_WORK TO BE COMPLETED_. Your task is to copy every line of this material exactly.

--

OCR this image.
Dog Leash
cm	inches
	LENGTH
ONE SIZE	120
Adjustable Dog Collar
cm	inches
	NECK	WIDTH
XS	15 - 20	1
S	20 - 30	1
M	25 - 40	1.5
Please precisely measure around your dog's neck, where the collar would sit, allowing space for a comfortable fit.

--

_FINAL ANSWER_.
OCR this image.
Dog Leash
cm	inches
	LENGTH
ONE SIZE	120
Adjustable Dog Collar
cm	inches
	NECK	WIDTH
XS	15 - 20	1
S	20 - 30	1
M	25 - 40	1.5
Please precisely measure around your dog's neck, where the collar would sit, allowing space for a comfortable fit.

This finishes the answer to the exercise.